What is needed
Set the listing down again in full, word for word, with the pictures left out.

Records about charts and figures:
§ §

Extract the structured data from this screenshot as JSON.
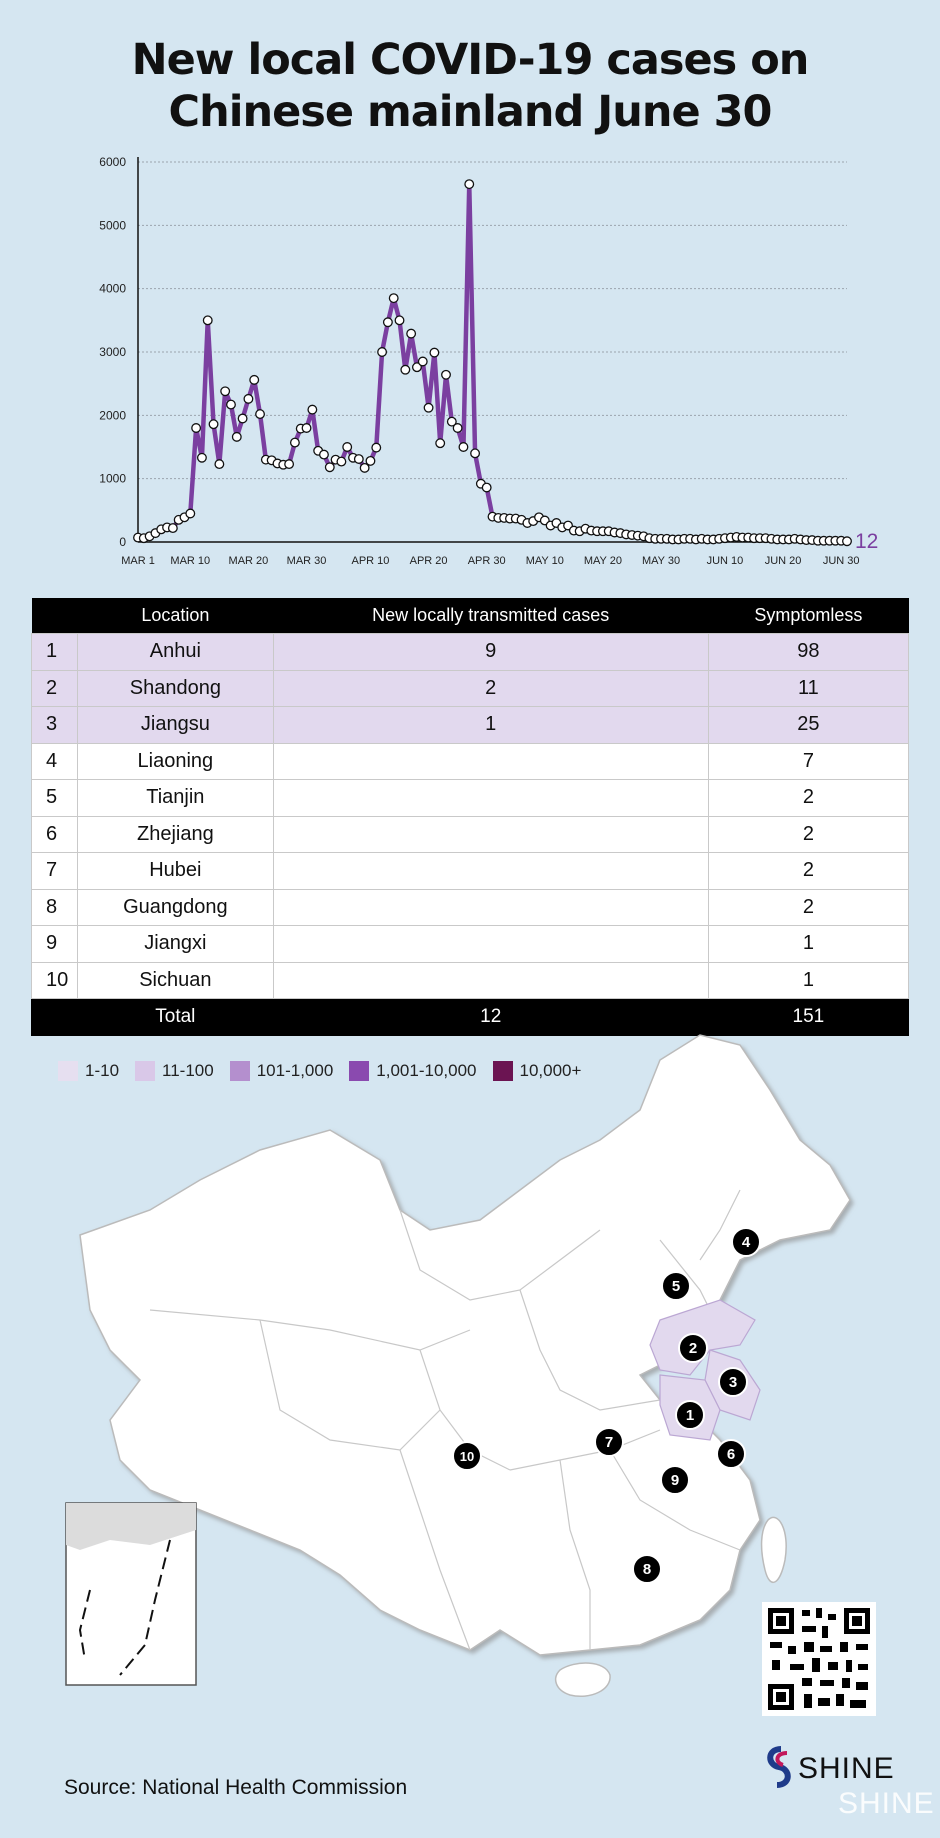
{
  "title_line1": "New local COVID-19 cases on",
  "title_line2": "Chinese mainland  June 30",
  "chart_data": {
    "type": "line",
    "title": "New local COVID-19 cases on Chinese mainland  June 30",
    "ylim": [
      0,
      6000
    ],
    "yticks": [
      0,
      1000,
      2000,
      3000,
      4000,
      5000,
      6000
    ],
    "xticks": [
      "MAR 1",
      "MAR 10",
      "MAR 20",
      "MAR 30",
      "APR 10",
      "APR 20",
      "APR 30",
      "MAY 10",
      "MAY 20",
      "MAY 30",
      "JUN 10",
      "JUN 20",
      "JUN 30"
    ],
    "xtick_days": [
      0,
      9,
      19,
      29,
      40,
      50,
      60,
      70,
      80,
      90,
      101,
      111,
      121
    ],
    "last_value_label": "12",
    "line_color": "#7b3fa0",
    "grid": true,
    "values": [
      70,
      60,
      90,
      140,
      200,
      230,
      220,
      350,
      390,
      450,
      1800,
      1330,
      3500,
      1860,
      1230,
      2380,
      2170,
      1660,
      1950,
      2260,
      2560,
      2020,
      1300,
      1290,
      1240,
      1220,
      1230,
      1570,
      1790,
      1800,
      2090,
      1440,
      1380,
      1180,
      1300,
      1270,
      1500,
      1330,
      1310,
      1170,
      1280,
      1490,
      3000,
      3470,
      3850,
      3500,
      2720,
      3290,
      2760,
      2850,
      2120,
      2990,
      1560,
      2640,
      1900,
      1800,
      1500,
      5650,
      1400,
      920,
      860,
      400,
      380,
      380,
      370,
      370,
      350,
      300,
      330,
      390,
      340,
      260,
      300,
      230,
      260,
      180,
      170,
      210,
      180,
      170,
      170,
      170,
      150,
      140,
      120,
      110,
      100,
      90,
      60,
      50,
      50,
      50,
      40,
      40,
      50,
      50,
      40,
      50,
      40,
      40,
      50,
      60,
      70,
      80,
      70,
      70,
      60,
      60,
      60,
      50,
      40,
      40,
      40,
      50,
      40,
      30,
      30,
      20,
      20,
      20,
      20,
      20,
      12
    ]
  },
  "table": {
    "headers": [
      "Location",
      "New locally transmitted cases",
      "Symptomless"
    ],
    "rows": [
      {
        "num": "1",
        "location": "Anhui",
        "cases": "9",
        "symptomless": "98"
      },
      {
        "num": "2",
        "location": "Shandong",
        "cases": "2",
        "symptomless": "11"
      },
      {
        "num": "3",
        "location": "Jiangsu",
        "cases": "1",
        "symptomless": "25"
      },
      {
        "num": "4",
        "location": "Liaoning",
        "cases": "",
        "symptomless": "7"
      },
      {
        "num": "5",
        "location": "Tianjin",
        "cases": "",
        "symptomless": "2"
      },
      {
        "num": "6",
        "location": "Zhejiang",
        "cases": "",
        "symptomless": "2"
      },
      {
        "num": "7",
        "location": "Hubei",
        "cases": "",
        "symptomless": "2"
      },
      {
        "num": "8",
        "location": "Guangdong",
        "cases": "",
        "symptomless": "2"
      },
      {
        "num": "9",
        "location": "Jiangxi",
        "cases": "",
        "symptomless": "1"
      },
      {
        "num": "10",
        "location": "Sichuan",
        "cases": "",
        "symptomless": "1"
      }
    ],
    "total": {
      "label": "Total",
      "cases": "12",
      "symptomless": "151"
    }
  },
  "legend": [
    {
      "label": "1-10",
      "color": "#e6dff0"
    },
    {
      "label": "11-100",
      "color": "#d9c8e8"
    },
    {
      "label": "101-1,000",
      "color": "#b48fce"
    },
    {
      "label": "1,001-10,000",
      "color": "#8a4aaf"
    },
    {
      "label": "10,000+",
      "color": "#6b1452"
    }
  ],
  "map_markers": [
    "1",
    "2",
    "3",
    "4",
    "5",
    "6",
    "7",
    "8",
    "9",
    "10"
  ],
  "source": "Source: National Health Commission",
  "logo": "SHINE"
}
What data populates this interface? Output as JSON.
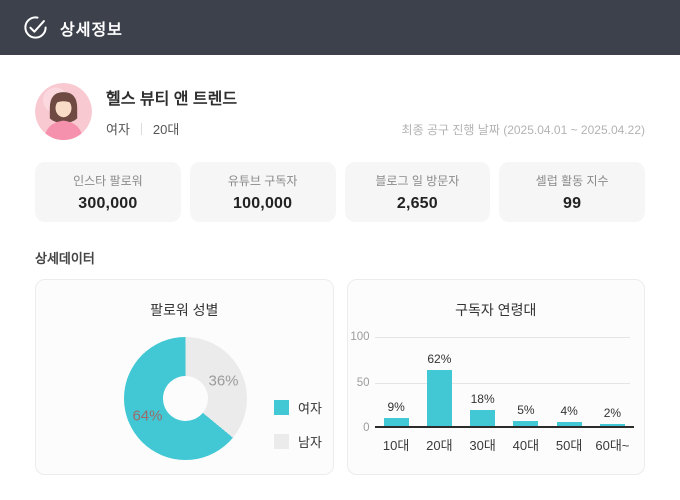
{
  "header": {
    "title": "상세정보"
  },
  "profile": {
    "name": "헬스 뷰티 앤 트렌드",
    "gender": "여자",
    "age_group": "20대",
    "date_note": "최종 공구 진행 날짜 (2025.04.01 ~ 2025.04.22)"
  },
  "stats": [
    {
      "label": "인스타 팔로워",
      "value": "300,000"
    },
    {
      "label": "유튜브 구독자",
      "value": "100,000"
    },
    {
      "label": "블로그 일 방문자",
      "value": "2,650"
    },
    {
      "label": "셀럽 활동 지수",
      "value": "99"
    }
  ],
  "section_title": "상세데이터",
  "colors": {
    "header_bg": "#3c414b",
    "accent_teal": "#41c8d4",
    "gray_slice": "#ebebeb"
  },
  "chart_data": [
    {
      "type": "pie",
      "donut": true,
      "title": "팔로워 성별",
      "labels": [
        "여자",
        "남자"
      ],
      "values": [
        64,
        36
      ],
      "unit": "%",
      "colors": [
        "#41c8d4",
        "#ebebeb"
      ],
      "label_colors": [
        "#9c6b6b",
        "#9b9b9b"
      ],
      "legend_position": "right",
      "start_angle_deg": 0,
      "clockwise_order": [
        "남자",
        "여자"
      ]
    },
    {
      "type": "bar",
      "title": "구독자 연령대",
      "categories": [
        "10대",
        "20대",
        "30대",
        "40대",
        "50대",
        "60대~"
      ],
      "values": [
        9,
        62,
        18,
        5,
        4,
        2
      ],
      "data_labels": [
        "9%",
        "62%",
        "18%",
        "5%",
        "4%",
        "2%"
      ],
      "unit": "%",
      "yticks": [
        0,
        50,
        100
      ],
      "ylim": [
        0,
        100
      ],
      "grid": true,
      "bar_color": "#41c8d4"
    }
  ]
}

§ §

Solution for this problem
Extract the structured data from this screenshot as JSON.
{
  "title_line1": "New local COVID-19 cases on",
  "title_line2": "Chinese mainland  June 30",
  "chart_data": {
    "type": "line",
    "title": "New local COVID-19 cases on Chinese mainland  June 30",
    "ylim": [
      0,
      6000
    ],
    "yticks": [
      0,
      1000,
      2000,
      3000,
      4000,
      5000,
      6000
    ],
    "xticks": [
      "MAR 1",
      "MAR 10",
      "MAR 20",
      "MAR 30",
      "APR 10",
      "APR 20",
      "APR 30",
      "MAY 10",
      "MAY 20",
      "MAY 30",
      "JUN 10",
      "JUN 20",
      "JUN 30"
    ],
    "xtick_days": [
      0,
      9,
      19,
      29,
      40,
      50,
      60,
      70,
      80,
      90,
      101,
      111,
      121
    ],
    "last_value_label": "12",
    "line_color": "#7b3fa0",
    "grid": true,
    "values": [
      70,
      60,
      90,
      140,
      200,
      230,
      220,
      350,
      390,
      450,
      1800,
      1330,
      3500,
      1860,
      1230,
      2380,
      2170,
      1660,
      1950,
      2260,
      2560,
      2020,
      1300,
      1290,
      1240,
      1220,
      1230,
      1570,
      1790,
      1800,
      2090,
      1440,
      1380,
      1180,
      1300,
      1270,
      1500,
      1330,
      1310,
      1170,
      1280,
      1490,
      3000,
      3470,
      3850,
      3500,
      2720,
      3290,
      2760,
      2850,
      2120,
      2990,
      1560,
      2640,
      1900,
      1800,
      1500,
      5650,
      1400,
      920,
      860,
      400,
      380,
      380,
      370,
      370,
      350,
      300,
      330,
      390,
      340,
      260,
      300,
      230,
      260,
      180,
      170,
      210,
      180,
      170,
      170,
      170,
      150,
      140,
      120,
      110,
      100,
      90,
      60,
      50,
      50,
      50,
      40,
      40,
      50,
      50,
      40,
      50,
      40,
      40,
      50,
      60,
      70,
      80,
      70,
      70,
      60,
      60,
      60,
      50,
      40,
      40,
      40,
      50,
      40,
      30,
      30,
      20,
      20,
      20,
      20,
      20,
      12
    ]
  },
  "table": {
    "headers": [
      "Location",
      "New locally transmitted cases",
      "Symptomless"
    ],
    "rows": [
      {
        "num": "1",
        "location": "Anhui",
        "cases": "9",
        "symptomless": "98"
      },
      {
        "num": "2",
        "location": "Shandong",
        "cases": "2",
        "symptomless": "11"
      },
      {
        "num": "3",
        "location": "Jiangsu",
        "cases": "1",
        "symptomless": "25"
      },
      {
        "num": "4",
        "location": "Liaoning",
        "cases": "",
        "symptomless": "7"
      },
      {
        "num": "5",
        "location": "Tianjin",
        "cases": "",
        "symptomless": "2"
      },
      {
        "num": "6",
        "location": "Zhejiang",
        "cases": "",
        "symptomless": "2"
      },
      {
        "num": "7",
        "location": "Hubei",
        "cases": "",
        "symptomless": "2"
      },
      {
        "num": "8",
        "location": "Guangdong",
        "cases": "",
        "symptomless": "2"
      },
      {
        "num": "9",
        "location": "Jiangxi",
        "cases": "",
        "symptomless": "1"
      },
      {
        "num": "10",
        "location": "Sichuan",
        "cases": "",
        "symptomless": "1"
      }
    ],
    "total": {
      "label": "Total",
      "cases": "12",
      "symptomless": "151"
    }
  },
  "legend": [
    {
      "label": "1-10",
      "color": "#e6dff0"
    },
    {
      "label": "11-100",
      "color": "#d9c8e8"
    },
    {
      "label": "101-1,000",
      "color": "#b48fce"
    },
    {
      "label": "1,001-10,000",
      "color": "#8a4aaf"
    },
    {
      "label": "10,000+",
      "color": "#6b1452"
    }
  ],
  "map_markers": [
    "1",
    "2",
    "3",
    "4",
    "5",
    "6",
    "7",
    "8",
    "9",
    "10"
  ],
  "source": "Source: National Health Commission",
  "logo": "SHINE"
}
What data populates this interface? Output as JSON.
{
  "header": {
    "title": "상세정보"
  },
  "profile": {
    "name": "헬스 뷰티 앤 트렌드",
    "gender": "여자",
    "age_group": "20대",
    "date_note": "최종 공구 진행 날짜 (2025.04.01 ~ 2025.04.22)"
  },
  "stats": [
    {
      "label": "인스타 팔로워",
      "value": "300,000"
    },
    {
      "label": "유튜브 구독자",
      "value": "100,000"
    },
    {
      "label": "블로그 일 방문자",
      "value": "2,650"
    },
    {
      "label": "셀럽 활동 지수",
      "value": "99"
    }
  ],
  "section_title": "상세데이터",
  "colors": {
    "header_bg": "#3c414b",
    "accent_teal": "#41c8d4",
    "gray_slice": "#ebebeb"
  },
  "chart_data": [
    {
      "type": "pie",
      "donut": true,
      "title": "팔로워 성별",
      "labels": [
        "여자",
        "남자"
      ],
      "values": [
        64,
        36
      ],
      "unit": "%",
      "colors": [
        "#41c8d4",
        "#ebebeb"
      ],
      "label_colors": [
        "#9c6b6b",
        "#9b9b9b"
      ],
      "legend_position": "right",
      "start_angle_deg": 0,
      "clockwise_order": [
        "남자",
        "여자"
      ]
    },
    {
      "type": "bar",
      "title": "구독자 연령대",
      "categories": [
        "10대",
        "20대",
        "30대",
        "40대",
        "50대",
        "60대~"
      ],
      "values": [
        9,
        62,
        18,
        5,
        4,
        2
      ],
      "data_labels": [
        "9%",
        "62%",
        "18%",
        "5%",
        "4%",
        "2%"
      ],
      "unit": "%",
      "yticks": [
        0,
        50,
        100
      ],
      "ylim": [
        0,
        100
      ],
      "grid": true,
      "bar_color": "#41c8d4"
    }
  ]
}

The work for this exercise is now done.